## WHAT THE TASK ASKS
Gather every line in the records below that contains the word "type".

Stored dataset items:
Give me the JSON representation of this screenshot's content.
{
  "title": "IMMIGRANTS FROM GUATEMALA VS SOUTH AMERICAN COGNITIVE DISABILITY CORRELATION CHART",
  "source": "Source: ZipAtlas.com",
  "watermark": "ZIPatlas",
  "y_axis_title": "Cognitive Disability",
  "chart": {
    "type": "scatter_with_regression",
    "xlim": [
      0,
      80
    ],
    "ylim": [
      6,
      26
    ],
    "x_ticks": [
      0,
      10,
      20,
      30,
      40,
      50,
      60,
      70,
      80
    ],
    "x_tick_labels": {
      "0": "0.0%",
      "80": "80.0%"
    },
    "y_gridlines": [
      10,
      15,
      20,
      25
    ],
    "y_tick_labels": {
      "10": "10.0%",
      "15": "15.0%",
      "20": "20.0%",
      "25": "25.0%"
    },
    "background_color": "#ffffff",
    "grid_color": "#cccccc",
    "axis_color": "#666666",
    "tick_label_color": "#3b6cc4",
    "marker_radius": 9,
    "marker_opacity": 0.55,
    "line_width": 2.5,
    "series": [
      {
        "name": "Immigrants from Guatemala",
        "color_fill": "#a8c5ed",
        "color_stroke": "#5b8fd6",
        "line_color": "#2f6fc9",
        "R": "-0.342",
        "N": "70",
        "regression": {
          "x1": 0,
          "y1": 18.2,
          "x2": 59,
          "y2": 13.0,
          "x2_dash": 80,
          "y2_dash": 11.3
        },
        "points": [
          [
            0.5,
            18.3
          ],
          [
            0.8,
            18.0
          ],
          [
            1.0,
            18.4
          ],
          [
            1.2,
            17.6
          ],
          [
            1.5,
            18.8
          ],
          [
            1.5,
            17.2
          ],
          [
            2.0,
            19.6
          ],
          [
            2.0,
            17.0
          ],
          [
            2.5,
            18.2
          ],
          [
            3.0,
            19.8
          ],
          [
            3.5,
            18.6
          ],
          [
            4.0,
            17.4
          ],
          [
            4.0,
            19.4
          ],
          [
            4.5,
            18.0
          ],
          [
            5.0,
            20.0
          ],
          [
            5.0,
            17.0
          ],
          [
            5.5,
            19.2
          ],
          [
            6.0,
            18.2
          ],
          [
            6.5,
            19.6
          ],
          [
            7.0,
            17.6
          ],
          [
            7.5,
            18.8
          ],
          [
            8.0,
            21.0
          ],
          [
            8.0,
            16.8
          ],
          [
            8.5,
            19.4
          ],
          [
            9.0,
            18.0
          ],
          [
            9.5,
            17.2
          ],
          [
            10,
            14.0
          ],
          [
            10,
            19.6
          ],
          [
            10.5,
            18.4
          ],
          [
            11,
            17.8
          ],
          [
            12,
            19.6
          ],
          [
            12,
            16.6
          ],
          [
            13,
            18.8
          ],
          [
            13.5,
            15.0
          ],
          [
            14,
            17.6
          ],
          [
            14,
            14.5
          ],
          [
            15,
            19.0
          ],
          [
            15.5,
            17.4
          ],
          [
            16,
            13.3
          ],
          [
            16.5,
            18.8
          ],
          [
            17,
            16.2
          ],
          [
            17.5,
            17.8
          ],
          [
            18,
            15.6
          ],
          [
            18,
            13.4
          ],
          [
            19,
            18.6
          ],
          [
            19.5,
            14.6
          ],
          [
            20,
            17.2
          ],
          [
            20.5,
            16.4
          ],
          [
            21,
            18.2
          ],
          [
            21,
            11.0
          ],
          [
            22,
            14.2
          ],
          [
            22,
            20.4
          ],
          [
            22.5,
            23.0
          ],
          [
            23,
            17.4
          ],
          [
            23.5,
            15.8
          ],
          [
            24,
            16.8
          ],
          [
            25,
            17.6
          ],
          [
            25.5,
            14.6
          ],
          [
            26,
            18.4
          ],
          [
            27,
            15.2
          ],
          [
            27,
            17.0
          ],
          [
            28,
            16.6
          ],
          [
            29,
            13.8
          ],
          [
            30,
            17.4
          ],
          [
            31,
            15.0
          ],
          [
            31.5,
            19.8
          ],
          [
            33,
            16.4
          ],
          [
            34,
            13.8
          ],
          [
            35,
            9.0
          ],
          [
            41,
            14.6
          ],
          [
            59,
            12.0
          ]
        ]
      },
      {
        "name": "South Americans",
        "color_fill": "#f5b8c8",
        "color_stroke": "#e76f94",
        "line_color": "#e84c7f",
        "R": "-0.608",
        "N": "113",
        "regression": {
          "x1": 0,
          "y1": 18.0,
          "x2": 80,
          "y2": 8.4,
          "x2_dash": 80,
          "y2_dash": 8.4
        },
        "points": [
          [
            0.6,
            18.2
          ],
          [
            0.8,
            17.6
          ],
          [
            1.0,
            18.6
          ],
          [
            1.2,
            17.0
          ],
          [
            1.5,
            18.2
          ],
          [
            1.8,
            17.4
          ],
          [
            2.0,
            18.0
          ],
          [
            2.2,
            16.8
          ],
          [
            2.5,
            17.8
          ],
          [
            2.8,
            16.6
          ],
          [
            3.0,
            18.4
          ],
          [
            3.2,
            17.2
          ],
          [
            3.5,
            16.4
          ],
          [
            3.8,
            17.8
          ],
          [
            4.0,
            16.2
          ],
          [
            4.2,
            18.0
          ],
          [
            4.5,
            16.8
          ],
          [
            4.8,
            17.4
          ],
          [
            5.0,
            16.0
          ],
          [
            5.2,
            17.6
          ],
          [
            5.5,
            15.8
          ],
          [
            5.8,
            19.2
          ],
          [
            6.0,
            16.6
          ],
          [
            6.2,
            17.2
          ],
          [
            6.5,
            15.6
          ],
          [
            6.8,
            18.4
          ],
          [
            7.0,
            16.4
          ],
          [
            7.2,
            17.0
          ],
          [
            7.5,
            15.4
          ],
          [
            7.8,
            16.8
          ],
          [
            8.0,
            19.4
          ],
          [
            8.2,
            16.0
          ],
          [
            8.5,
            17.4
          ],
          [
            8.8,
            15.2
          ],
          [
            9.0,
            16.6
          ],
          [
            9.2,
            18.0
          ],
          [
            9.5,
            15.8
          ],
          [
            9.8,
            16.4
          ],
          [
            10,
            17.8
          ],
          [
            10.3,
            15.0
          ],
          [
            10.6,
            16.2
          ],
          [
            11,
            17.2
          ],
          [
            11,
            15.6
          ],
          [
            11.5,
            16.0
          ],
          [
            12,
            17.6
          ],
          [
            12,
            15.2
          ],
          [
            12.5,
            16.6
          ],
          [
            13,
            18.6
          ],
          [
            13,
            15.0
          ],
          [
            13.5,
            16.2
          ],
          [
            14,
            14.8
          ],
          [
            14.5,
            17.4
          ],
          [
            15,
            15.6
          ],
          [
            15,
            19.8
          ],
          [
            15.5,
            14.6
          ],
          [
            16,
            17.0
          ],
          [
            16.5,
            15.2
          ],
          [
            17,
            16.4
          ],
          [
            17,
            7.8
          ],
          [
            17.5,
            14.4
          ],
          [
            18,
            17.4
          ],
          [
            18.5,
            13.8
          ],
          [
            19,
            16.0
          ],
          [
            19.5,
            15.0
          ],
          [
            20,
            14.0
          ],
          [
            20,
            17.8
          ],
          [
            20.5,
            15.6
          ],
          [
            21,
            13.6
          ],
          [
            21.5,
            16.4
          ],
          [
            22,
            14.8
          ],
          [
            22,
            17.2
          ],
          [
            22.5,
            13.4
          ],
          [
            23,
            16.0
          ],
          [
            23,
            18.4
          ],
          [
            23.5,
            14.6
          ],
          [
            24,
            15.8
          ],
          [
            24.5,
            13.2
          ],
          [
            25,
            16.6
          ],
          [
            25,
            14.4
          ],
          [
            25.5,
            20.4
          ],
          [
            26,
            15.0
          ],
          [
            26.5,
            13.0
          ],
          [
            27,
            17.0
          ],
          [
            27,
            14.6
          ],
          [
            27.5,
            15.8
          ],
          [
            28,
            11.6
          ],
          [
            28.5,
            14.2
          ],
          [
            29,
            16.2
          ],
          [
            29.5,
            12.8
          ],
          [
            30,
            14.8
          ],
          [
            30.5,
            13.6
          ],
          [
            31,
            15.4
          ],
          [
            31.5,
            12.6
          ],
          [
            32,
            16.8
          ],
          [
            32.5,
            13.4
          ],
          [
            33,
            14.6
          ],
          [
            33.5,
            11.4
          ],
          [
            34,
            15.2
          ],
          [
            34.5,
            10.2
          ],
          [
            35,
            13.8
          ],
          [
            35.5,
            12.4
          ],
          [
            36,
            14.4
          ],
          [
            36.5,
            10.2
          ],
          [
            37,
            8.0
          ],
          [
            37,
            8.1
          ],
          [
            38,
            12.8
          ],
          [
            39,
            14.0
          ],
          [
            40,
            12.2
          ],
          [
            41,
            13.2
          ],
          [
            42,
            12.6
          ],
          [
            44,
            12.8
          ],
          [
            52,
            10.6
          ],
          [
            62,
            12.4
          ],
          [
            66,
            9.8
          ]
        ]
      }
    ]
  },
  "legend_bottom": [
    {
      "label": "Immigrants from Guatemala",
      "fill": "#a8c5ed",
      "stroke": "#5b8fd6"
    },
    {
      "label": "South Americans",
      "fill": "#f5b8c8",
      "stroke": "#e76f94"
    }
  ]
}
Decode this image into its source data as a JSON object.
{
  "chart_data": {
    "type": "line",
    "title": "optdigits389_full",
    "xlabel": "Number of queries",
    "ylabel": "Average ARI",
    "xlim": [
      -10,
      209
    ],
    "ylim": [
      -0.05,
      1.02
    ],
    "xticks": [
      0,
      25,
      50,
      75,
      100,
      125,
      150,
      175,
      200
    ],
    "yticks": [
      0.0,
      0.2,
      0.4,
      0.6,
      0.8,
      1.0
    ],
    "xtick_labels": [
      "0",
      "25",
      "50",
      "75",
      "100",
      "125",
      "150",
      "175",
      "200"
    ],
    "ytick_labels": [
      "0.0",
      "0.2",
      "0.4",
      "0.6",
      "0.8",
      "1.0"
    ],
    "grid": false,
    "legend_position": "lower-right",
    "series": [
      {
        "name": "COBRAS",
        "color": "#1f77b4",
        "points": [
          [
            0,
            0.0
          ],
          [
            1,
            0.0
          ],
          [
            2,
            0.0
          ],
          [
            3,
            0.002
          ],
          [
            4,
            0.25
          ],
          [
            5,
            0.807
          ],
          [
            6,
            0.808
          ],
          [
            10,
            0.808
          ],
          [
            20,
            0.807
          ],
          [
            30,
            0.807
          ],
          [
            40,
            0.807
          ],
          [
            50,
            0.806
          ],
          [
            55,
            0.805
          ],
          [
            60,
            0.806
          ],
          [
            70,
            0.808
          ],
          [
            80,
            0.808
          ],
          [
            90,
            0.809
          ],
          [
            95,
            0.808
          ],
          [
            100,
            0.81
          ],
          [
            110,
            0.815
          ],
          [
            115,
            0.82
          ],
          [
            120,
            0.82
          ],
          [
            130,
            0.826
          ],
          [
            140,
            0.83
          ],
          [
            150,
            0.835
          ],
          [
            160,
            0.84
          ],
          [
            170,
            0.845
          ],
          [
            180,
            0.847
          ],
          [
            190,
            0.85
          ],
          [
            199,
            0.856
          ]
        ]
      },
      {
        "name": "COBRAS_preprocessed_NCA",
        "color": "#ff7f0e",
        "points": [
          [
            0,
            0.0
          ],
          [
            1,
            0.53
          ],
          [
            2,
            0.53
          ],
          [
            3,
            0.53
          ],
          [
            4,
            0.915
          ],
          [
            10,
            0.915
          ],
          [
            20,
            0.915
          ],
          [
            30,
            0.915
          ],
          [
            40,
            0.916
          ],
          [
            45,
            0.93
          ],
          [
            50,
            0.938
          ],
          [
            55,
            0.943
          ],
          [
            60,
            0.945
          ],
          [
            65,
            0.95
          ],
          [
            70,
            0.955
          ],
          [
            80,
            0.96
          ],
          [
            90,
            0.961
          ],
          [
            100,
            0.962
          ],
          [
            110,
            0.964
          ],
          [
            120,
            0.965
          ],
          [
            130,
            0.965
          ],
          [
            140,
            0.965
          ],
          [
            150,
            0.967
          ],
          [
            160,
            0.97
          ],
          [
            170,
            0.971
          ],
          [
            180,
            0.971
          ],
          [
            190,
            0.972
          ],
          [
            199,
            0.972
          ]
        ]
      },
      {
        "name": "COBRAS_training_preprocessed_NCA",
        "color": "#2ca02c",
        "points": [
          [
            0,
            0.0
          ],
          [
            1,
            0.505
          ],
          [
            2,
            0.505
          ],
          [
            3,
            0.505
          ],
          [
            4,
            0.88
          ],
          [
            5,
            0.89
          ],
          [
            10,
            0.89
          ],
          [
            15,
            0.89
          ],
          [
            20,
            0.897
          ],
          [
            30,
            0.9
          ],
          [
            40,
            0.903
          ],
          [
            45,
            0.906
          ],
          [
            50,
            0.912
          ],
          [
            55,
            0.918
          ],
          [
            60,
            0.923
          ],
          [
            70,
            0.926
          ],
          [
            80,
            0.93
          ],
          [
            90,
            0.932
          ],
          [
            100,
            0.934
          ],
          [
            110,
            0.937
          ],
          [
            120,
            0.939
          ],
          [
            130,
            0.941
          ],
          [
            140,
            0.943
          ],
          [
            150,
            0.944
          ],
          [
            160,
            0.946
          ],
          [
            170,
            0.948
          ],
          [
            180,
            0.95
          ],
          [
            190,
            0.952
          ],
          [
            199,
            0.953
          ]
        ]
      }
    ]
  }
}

## THE ANSWER
    "type": "scatter_with_regression",
    "type": "line",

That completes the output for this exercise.